スイッチやハブを接続する際、やってはいけないのがループ構成だ。これは、2台のスイッチを2本のLANケーブルで直結したり、1本のケーブルの両端を同じスイッチに接続した場合などに生じる。では、なぜループを作ってはいけないのか、ループを作ると何が起こるのだろうか。
ループ構成を作ってみると
2台のスイッチでループを作るとどうなるのか。理由の説明の前に、結果から紹介しよう。ここでは、PCを数台ずつ接続した2台のスイッチを用意した。最初に1本のLANケーブルでスイッチ間を結び、通信が行なわれていることを確認。スイッチのフロント部のアクセスランプは、通信にあわせて点滅している。
しかし、この状態で、もう1本のLANケーブルを接続すると、直後からアクセスランプは点灯したままとなった。スイッチ間を流れるトラフィックを調べたところ使用帯域は常時100%近い状態になり(図1)、その内容はほぼすべてがブロードキャストフレームだった。ブロードキャストフレームが大量に流れ続ける、いわゆる「ブロードキャストストーム」という現象だ。
図1 ループ状態になったスイッチの間を流れるトラフィック量
この状態で1台のPCからほかのPCにpingを試したところ、「Request timed out.」が続き、通信は一回も成功しなかった。もちろん、Windowsのファイル共有によるPC間のファイル転送やインターネットのWebサイトへのアクセスもできない。
「2台のスイッチを2本のケーブルでつなぐと何が起こる?」の回答は、ブロードキャストストームが発生し、スイッチに接続したノード間では通信ができなくなるというわけだ。確かに、やってはいけないことである。
写真1 実験に利用した2台のスイッチ。下段のインテリジェントスイッチは、初期状態ではSTPが有効になっているため、無効にして実験した
それでは、なぜループを作るとブロードキャストストームが発生するのか。ブロードキャストフレームは、宛先MACアドレスが「FF:FF:FF:FF:FF:FF」となったEthernetフレームで、同じサブネットに属するすべてのノードに対して送られる。IPのブロードキャストと異なり、ブロードキャストフレームにはサブネット内だけに送信する機能はない。ただし、ルータはブロードキャストを転送しないため、結果的にサブネット内に限定される。ブロードキャストフレームは、IPアドレスからMACアドレスを解決するARPなどで使われ、PCは定期的にブロードキャストフレームを出している。

## データ一覧
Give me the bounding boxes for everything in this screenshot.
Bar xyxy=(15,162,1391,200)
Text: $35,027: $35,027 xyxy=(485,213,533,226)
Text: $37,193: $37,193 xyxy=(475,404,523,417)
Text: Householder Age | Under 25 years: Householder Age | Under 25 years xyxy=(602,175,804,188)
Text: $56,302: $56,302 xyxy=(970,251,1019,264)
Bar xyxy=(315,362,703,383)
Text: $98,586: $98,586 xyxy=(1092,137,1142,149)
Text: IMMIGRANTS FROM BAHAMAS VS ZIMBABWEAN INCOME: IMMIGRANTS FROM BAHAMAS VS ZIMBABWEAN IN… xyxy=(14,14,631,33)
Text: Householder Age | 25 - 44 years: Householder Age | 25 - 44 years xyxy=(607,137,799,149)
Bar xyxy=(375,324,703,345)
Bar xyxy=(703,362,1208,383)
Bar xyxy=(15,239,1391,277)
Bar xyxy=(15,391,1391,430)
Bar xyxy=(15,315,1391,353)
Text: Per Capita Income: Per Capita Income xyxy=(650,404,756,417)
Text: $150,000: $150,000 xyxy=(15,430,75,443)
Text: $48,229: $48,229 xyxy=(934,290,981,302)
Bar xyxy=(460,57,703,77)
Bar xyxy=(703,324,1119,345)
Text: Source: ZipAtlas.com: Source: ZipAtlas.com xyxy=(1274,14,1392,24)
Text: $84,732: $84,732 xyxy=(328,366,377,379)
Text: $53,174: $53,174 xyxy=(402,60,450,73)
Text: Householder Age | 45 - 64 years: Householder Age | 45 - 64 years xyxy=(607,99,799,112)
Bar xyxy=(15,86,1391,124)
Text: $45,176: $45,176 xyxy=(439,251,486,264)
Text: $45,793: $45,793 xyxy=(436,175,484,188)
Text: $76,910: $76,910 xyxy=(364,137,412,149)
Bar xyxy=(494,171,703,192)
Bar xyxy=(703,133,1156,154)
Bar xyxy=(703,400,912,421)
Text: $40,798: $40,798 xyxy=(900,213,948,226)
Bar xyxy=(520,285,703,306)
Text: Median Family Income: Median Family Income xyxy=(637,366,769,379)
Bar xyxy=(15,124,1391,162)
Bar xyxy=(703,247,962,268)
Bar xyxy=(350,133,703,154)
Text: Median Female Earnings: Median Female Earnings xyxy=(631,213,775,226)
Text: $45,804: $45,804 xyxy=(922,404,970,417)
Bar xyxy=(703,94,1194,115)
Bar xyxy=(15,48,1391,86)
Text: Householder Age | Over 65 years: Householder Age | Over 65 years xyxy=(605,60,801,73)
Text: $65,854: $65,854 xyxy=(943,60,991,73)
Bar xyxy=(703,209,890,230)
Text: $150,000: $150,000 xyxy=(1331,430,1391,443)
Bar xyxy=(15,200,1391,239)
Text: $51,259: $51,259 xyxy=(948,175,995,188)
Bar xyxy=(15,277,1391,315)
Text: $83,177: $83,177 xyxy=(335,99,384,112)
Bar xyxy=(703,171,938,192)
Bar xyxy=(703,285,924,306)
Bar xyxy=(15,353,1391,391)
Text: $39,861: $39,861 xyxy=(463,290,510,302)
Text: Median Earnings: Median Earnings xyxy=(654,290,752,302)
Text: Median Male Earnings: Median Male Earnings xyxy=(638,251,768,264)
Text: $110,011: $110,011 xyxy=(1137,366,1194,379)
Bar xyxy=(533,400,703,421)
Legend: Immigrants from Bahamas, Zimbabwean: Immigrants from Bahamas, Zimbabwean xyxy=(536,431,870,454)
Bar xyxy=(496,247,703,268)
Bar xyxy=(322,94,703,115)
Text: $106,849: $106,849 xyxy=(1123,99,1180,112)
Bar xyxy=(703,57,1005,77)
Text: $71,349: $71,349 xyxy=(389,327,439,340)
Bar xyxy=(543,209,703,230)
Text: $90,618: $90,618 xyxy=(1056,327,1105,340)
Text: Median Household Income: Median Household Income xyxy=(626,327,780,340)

## 練習問題
(1) ループ構成についての提示文では、2本目のLANケーブルをつないだ後にスイッチ間を流れていたトラフィックは、ほぼすべてが何だったと述べられているか。
(2) ループ構成についての提示文を、最後の文の次から書き継ぎなさい。

## 解答
(1) ほぼすべてがブロードキャストフレームだった。

(2)
それでは、PCがブロードキャストフレームを送信した際、どのように伝わっていくのか。ループになっていない正常なネットワークでは、各ノードに一方通行で送られる(図2)。つまり、スイッチはすべてのポートにブロードキャストフレームを転送するが、送信元のポートに対しては行なわない。そのため、一度送ったパケットが送信元に戻ってくることはない。
図2 通常のネットワークでのブロードキャストフレームの流れ
一方、2本のケーブルでスイッチがループになっているネットワークでは、状況が異なる(図3)。スイッチが一方のケーブルから送信したブロードキャストフレームは、対向のスイッチによってもう一方のケーブルから戻ってきてしまうのだ。するとスイッチは再度フレームを転送し、それがまた戻ってくる。この繰り返しが生じるため、ブロードキャストストームが発生するのだ。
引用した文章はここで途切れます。